• [Stated goal] List all lines in the material below that contain "тротуара".

(Stored items from a collection)
——
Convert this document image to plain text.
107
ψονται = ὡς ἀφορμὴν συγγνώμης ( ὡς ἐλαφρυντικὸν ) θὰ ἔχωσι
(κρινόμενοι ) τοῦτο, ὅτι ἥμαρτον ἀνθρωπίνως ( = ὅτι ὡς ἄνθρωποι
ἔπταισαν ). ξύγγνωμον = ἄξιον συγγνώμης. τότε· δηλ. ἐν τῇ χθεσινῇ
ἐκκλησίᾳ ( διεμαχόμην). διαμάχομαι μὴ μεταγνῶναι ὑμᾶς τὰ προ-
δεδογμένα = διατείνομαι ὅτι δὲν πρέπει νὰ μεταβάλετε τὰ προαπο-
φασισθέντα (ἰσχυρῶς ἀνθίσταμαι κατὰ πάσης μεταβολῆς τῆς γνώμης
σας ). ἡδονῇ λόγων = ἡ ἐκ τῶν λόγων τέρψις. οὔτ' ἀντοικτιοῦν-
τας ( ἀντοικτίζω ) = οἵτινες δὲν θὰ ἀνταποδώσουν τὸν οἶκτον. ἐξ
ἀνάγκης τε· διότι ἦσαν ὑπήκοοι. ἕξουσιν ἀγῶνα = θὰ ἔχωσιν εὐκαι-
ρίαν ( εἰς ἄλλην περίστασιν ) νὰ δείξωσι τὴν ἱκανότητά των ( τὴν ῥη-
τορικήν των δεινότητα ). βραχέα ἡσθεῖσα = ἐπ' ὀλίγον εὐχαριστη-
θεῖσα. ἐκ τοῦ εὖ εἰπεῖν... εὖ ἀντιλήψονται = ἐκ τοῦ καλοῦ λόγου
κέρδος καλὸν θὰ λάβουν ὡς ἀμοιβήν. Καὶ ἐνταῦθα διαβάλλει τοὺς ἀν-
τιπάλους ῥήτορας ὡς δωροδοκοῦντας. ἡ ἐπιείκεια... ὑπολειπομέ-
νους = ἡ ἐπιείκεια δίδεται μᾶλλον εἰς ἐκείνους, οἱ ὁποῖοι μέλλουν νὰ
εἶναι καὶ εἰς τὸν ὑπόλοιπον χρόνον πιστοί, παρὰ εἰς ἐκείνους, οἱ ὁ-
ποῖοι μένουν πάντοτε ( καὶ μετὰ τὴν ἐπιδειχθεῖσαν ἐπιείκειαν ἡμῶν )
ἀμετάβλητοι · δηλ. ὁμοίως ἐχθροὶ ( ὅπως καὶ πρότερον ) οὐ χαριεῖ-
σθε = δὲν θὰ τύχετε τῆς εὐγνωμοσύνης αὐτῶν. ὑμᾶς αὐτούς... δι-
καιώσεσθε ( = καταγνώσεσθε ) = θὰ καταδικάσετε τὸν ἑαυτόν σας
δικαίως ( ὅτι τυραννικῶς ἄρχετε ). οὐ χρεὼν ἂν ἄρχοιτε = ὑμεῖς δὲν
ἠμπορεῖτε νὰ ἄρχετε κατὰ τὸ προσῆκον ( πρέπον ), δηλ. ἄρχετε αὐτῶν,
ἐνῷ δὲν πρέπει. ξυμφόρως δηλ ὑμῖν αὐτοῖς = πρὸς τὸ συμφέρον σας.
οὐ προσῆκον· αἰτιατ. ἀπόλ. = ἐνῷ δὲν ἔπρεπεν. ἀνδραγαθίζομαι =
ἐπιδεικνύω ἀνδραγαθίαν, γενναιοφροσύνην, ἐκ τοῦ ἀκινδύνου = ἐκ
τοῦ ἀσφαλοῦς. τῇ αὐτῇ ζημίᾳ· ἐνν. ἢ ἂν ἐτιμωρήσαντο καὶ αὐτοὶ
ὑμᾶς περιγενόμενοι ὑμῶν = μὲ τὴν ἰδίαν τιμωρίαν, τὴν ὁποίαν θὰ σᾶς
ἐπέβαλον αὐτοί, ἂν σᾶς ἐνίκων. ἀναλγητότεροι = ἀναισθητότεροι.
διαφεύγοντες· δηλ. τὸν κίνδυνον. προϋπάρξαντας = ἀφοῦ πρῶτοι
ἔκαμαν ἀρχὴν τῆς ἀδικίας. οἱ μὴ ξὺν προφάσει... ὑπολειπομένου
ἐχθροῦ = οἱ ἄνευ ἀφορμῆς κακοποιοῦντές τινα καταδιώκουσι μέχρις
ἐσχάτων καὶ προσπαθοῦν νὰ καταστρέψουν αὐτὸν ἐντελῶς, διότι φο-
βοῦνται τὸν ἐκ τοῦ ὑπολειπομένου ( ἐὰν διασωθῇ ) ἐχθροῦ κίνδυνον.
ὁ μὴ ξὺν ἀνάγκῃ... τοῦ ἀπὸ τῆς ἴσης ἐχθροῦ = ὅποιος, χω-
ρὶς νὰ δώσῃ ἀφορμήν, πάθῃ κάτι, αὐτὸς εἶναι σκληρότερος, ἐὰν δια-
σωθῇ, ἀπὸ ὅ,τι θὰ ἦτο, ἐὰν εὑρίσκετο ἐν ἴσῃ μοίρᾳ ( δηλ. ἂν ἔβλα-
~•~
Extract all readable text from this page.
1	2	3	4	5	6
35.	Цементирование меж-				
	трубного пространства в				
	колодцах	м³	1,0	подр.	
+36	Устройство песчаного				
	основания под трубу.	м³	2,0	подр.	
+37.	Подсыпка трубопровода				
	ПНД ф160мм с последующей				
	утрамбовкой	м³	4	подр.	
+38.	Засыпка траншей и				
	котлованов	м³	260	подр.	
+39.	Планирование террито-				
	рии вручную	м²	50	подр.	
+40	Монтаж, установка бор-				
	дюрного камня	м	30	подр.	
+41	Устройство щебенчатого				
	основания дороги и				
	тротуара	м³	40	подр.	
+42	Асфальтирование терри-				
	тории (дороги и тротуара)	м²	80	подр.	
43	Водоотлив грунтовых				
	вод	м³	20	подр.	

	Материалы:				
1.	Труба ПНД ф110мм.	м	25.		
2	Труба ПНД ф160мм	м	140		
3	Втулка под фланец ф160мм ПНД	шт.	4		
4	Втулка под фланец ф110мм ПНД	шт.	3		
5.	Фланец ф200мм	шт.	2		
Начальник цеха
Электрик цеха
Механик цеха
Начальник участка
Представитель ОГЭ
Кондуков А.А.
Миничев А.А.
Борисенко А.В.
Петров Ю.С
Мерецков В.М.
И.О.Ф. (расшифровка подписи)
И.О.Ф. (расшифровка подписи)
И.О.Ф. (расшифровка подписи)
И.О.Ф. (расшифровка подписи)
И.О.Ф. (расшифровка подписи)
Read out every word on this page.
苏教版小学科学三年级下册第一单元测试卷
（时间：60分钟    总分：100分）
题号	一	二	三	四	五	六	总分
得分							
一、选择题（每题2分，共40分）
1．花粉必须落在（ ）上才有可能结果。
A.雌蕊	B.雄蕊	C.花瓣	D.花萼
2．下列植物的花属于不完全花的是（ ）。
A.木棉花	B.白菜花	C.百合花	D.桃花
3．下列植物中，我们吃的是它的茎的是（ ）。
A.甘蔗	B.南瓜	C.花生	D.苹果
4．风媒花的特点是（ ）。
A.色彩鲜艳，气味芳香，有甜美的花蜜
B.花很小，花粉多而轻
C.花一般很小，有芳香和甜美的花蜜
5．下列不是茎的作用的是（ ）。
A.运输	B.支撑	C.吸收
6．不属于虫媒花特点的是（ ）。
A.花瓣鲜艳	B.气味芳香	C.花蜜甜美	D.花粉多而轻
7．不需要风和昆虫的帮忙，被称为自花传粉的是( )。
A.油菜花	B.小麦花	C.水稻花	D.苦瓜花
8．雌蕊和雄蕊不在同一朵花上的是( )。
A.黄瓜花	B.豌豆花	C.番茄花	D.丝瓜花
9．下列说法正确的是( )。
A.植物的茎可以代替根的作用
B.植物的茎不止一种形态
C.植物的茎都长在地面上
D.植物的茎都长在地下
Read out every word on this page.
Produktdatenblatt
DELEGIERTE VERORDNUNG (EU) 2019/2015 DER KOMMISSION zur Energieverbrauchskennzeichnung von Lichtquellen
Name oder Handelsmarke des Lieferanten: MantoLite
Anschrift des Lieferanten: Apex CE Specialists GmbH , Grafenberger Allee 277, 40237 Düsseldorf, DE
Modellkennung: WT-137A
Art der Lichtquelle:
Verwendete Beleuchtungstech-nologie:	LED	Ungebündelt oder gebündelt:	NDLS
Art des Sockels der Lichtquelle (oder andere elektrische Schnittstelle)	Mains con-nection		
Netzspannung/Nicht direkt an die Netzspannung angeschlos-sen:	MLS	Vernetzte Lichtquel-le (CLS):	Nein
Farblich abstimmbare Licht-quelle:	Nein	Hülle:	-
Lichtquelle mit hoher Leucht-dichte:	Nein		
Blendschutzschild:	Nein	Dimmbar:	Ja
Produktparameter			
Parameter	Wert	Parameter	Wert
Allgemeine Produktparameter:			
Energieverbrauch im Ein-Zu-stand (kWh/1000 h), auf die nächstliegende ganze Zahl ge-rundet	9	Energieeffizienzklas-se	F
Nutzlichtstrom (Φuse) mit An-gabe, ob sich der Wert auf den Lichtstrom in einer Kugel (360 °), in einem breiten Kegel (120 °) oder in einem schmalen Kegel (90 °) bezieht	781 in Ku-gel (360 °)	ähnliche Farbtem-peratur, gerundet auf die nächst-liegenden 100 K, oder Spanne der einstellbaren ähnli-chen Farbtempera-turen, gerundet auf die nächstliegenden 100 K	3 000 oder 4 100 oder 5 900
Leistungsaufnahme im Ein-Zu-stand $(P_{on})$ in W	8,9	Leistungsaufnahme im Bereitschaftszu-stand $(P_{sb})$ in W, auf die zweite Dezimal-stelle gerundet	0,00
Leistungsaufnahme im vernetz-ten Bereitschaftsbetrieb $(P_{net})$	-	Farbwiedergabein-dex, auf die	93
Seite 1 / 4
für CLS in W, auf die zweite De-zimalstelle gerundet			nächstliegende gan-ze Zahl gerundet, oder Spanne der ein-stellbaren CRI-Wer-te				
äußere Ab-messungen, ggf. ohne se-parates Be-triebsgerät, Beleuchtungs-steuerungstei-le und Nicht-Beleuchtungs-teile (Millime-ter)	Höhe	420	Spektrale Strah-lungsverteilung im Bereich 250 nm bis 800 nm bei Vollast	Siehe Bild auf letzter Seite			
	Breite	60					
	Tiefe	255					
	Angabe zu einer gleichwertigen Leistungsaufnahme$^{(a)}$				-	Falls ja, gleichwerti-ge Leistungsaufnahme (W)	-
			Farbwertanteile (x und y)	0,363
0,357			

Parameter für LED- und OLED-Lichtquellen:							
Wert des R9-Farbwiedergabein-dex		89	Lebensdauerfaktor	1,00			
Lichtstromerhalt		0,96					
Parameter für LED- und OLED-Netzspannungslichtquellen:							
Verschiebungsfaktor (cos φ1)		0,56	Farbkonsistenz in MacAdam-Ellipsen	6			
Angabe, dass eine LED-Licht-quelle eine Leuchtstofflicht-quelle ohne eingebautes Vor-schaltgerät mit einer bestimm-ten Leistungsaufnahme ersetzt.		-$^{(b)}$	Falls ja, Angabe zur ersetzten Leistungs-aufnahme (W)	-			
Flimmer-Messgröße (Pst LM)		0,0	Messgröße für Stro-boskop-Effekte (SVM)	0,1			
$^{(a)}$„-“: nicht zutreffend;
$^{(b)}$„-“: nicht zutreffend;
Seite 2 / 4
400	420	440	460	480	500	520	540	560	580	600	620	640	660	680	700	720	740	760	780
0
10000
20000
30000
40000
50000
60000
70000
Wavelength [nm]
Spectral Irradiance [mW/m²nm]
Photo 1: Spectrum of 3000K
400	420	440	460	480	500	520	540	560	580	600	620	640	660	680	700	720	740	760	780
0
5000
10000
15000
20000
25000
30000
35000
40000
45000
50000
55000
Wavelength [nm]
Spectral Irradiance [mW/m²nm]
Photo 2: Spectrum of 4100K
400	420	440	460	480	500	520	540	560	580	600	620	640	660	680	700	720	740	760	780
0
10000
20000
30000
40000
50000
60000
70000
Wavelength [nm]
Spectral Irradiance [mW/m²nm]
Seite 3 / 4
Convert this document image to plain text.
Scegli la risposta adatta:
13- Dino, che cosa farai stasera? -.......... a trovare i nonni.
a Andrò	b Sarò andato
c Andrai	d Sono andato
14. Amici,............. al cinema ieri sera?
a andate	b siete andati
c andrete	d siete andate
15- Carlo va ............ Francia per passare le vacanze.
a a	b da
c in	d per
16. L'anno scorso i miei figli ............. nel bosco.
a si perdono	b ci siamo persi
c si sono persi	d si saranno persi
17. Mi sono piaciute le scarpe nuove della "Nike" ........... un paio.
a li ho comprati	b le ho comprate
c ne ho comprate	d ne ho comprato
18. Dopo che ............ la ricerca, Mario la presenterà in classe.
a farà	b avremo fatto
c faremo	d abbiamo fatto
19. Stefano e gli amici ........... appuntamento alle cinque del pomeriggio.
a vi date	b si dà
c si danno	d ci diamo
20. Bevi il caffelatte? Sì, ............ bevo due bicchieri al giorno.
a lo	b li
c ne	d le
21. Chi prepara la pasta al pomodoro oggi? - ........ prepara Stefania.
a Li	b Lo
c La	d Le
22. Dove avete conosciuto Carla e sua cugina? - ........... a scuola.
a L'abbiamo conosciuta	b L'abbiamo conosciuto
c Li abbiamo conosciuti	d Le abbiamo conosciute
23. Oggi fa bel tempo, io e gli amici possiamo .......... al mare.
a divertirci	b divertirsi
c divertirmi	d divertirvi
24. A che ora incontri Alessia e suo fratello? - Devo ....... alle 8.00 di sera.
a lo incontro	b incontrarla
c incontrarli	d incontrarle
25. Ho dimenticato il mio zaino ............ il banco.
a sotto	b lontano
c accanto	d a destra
——
• [Exercise answer]
	тротуара	м³	40	подр.	
	тории (дороги и тротуара)	м²	80	подр.	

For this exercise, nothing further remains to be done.